◆ Brief ◆
From the entries below, copy every line holding the word "triangle".

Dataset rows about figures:
□ □ □ □

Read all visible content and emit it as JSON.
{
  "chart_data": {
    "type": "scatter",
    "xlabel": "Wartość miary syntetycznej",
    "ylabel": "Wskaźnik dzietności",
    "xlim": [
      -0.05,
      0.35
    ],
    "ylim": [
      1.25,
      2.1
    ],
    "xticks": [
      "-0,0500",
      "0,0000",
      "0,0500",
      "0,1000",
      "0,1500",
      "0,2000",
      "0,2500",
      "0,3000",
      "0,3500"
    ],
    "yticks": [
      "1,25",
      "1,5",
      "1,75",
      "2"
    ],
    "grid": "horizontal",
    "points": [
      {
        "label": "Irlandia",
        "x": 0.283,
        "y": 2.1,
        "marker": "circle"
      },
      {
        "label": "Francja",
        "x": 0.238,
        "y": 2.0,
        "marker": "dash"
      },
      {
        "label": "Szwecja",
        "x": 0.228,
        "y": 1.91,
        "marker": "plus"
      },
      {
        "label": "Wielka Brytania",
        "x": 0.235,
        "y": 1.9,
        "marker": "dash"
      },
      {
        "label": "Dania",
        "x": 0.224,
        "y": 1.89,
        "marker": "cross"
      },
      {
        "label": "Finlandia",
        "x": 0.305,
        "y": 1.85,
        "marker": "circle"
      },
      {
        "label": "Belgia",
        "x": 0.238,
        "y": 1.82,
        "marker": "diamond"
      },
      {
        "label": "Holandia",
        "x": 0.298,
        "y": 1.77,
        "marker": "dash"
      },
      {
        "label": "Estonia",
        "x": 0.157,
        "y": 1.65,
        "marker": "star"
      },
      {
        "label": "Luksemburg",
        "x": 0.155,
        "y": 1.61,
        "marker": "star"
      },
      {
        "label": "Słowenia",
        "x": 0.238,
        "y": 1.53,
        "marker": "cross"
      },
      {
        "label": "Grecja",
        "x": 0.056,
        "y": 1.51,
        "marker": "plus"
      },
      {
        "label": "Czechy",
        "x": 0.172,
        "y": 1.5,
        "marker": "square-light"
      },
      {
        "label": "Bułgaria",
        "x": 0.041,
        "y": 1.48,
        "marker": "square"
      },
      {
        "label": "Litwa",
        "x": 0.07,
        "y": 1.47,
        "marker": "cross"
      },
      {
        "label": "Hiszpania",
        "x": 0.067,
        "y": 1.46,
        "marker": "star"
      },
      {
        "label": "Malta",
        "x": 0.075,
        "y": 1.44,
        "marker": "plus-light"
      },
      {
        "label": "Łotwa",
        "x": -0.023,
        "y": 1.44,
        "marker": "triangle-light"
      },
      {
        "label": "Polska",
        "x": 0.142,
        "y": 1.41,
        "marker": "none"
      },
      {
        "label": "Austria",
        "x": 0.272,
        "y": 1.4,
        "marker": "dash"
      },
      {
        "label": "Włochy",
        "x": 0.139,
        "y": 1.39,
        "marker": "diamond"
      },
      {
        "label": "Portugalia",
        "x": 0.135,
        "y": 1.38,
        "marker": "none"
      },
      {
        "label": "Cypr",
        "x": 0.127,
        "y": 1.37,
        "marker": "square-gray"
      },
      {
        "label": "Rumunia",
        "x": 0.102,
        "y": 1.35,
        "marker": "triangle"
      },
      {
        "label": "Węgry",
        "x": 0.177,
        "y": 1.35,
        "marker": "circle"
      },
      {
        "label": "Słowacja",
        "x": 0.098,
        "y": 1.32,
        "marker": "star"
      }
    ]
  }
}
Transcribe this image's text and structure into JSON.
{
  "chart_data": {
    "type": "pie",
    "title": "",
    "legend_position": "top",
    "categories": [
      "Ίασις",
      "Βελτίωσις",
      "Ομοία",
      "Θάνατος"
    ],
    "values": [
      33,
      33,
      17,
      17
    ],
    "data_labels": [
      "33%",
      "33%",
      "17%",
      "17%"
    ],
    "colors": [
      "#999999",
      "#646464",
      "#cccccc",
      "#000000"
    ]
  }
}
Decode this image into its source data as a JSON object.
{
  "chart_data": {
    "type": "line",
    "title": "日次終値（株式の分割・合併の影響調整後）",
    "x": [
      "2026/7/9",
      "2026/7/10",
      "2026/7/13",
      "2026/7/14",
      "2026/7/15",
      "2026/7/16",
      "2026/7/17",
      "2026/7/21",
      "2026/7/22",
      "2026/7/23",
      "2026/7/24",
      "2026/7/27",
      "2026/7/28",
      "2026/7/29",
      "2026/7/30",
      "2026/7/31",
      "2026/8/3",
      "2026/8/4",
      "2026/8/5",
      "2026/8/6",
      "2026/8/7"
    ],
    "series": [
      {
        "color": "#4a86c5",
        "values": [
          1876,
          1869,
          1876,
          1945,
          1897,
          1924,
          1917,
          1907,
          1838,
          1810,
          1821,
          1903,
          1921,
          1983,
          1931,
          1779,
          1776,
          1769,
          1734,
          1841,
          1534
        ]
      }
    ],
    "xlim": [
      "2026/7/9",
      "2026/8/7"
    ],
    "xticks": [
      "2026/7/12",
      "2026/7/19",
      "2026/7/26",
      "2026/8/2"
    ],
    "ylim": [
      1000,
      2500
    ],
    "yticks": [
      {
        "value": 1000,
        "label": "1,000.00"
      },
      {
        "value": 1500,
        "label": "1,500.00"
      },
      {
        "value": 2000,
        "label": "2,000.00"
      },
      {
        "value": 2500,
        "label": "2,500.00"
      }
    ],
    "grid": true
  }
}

□ □ □ □

◆ Exercise response ◆
        "marker": "triangle-light"
        "marker": "triangle"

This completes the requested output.